Objective
Carry on writing the guide to adding Loki log collection, picking up right after its last line.

Document segment

● ● ● ●

This post adds the third observability pillar to the stack: structured log aggregation with Loki. By the end you will have every log stream on your host — systemd journal, Docker container output, and system files — flowing into a single queryable store, visible alongside your metrics in the same Grafana instance.

Why Loki

Loki is Grafana Labs' log aggregation system, designed to be the Prometheus of logs. Where Prometheus stores metric time series, Loki stores log streams. The two share the same label model, which means correlating a spike in your error rate metric with the log lines that explain it is a first-class operation in Grafana — you click a log line and it takes you to the metrics at that timestamp, and vice versa.

Loki is deliberately not a full-text search engine. It does not index log content. Instead it indexes only the labels attached to each log stream — things like job, host, container_name. Queries filter by label first, then scan the matching log lines for content. This design trades query flexibility for dramatically lower storage and memory requirements compared to systems like Elasticsearch. For a self-hosted setup on a Raspberry Pi or a small VPS, that tradeoff is exactly right.

Grafana Alloy already handles the collection side. The same Alloy instance you deployed in Part 1 for metrics gains log scraping capabilities with a few new config blocks — no additional collector binary to manage.

What we are building

Three things change from Part 4:

1. Loki — a new Docker Compose service joins the monitoring network
2. Alloy — gains log collection blocks for journal, Docker, and file sources
3. Grafana — gets a Loki datasource provisioned alongside the existing Prometheus datasource

The Alloy instance from Part 1 handles everything. No new collector to deploy.

Prerequisites

• Parts 1 and 2 complete — Alloy, Prometheus, and Grafana are running
• Docker and Docker Compose
• systemd running on the host (for journal scraping)
• The host user running Alloy has permission to read /var/log/ and the Docker socket

Project structure

Loki gets its own directory under ~/.iac-toolbox/, following the same pattern as Prometheus and Grafana:

~/.iac-toolbox/
├── grafana-alloy/
│   ├── docker-compose.yml
│   └── config.alloy            ← add Loki scraping blocks here
├── prometheus/
│   └── ...

● ● ● ●

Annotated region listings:

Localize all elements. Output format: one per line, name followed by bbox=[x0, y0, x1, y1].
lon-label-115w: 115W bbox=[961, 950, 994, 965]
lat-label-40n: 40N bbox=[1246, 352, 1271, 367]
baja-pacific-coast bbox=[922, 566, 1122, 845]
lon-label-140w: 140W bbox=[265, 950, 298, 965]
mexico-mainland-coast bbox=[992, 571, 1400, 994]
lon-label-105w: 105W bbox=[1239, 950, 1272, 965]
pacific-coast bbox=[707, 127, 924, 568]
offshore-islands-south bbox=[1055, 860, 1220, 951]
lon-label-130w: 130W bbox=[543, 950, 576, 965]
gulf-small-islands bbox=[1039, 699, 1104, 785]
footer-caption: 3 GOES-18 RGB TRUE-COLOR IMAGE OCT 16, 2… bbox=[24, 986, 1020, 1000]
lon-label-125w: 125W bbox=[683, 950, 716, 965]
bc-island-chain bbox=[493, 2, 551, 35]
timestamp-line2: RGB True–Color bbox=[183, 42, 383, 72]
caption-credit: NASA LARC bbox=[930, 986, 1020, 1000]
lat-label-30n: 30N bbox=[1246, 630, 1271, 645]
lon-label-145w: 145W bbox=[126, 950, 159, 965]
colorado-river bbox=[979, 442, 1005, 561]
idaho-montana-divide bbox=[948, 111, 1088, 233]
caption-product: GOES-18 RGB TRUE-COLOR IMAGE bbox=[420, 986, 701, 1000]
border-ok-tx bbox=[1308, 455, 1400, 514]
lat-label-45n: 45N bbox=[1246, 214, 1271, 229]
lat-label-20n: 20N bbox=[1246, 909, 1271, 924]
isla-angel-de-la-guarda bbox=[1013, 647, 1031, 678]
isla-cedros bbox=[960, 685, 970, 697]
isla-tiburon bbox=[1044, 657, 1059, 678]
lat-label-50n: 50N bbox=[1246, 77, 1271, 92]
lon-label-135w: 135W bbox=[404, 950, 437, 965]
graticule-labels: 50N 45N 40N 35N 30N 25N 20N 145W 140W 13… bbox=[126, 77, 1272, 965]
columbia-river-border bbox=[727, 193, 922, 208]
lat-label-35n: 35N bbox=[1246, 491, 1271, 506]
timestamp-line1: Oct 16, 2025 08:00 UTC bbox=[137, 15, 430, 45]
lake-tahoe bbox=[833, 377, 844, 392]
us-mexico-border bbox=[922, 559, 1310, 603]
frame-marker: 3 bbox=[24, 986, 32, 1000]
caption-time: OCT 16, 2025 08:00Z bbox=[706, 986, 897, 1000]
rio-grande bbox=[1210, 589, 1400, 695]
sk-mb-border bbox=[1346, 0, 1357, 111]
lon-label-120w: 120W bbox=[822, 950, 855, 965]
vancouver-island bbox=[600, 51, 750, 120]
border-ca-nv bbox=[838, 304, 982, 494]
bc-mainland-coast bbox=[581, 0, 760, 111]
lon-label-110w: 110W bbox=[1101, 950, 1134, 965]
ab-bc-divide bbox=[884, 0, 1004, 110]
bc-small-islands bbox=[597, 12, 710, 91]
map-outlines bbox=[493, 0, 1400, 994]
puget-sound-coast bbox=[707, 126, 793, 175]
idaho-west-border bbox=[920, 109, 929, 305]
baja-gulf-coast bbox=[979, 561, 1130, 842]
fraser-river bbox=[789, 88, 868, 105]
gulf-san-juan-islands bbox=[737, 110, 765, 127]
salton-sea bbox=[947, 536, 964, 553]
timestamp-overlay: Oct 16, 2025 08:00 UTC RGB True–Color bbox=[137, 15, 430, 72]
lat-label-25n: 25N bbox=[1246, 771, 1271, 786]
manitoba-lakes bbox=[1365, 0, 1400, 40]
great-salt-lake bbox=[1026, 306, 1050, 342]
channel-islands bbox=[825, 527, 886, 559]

● ● ● ●

Answer to the task
├── cadvisor/
│   └── ...
├── grafana/
│   ├── docker-compose.yml
│   └── provisioning/
│       └── datasources/
│           └── datasources.yml  ← add Loki datasource here
└── loki/                        ← new
    ├── docker-compose.yml
    └── loki-config.yml

Step 1 — Deploy Loki

Loki runs as a single Docker container in monolithic mode — one process handling ingest, querying, and compaction. This is the right mode for a single-host setup. Distributed mode (separate ingestor, querier, compactor) is for multi-host deployments processing hundreds of GB of logs per day.

docker-compose.yml

services:
  loki:
    image: grafana/loki:latest
    container_name: loki
    restart: unless-stopped
    ports:
      - "3100:3100"
    volumes:
      - ./loki-config.yml:/etc/loki/config.yaml:ro
      - loki_data:/loki
    command: -config.file=/etc/loki/config.yaml
    networks:
      - monitoring
    mem_limit: 512m

volumes:
  loki_data:

networks:
  monitoring:
    name: monitoring
    external: true

Loki joins the same monitoring network used by every other service. The loki_data volume persists the log chunks, index, and WAL across container restarts — without it, every restart loses all ingested logs.

The mem_limit: 512m is conservative but appropriate for a Raspberry Pi or small VPS. Loki's monolithic mode is efficient — it ingests, indexes, and stores entirely by label, so memory usage scales with the number of active log streams rather than with log volume.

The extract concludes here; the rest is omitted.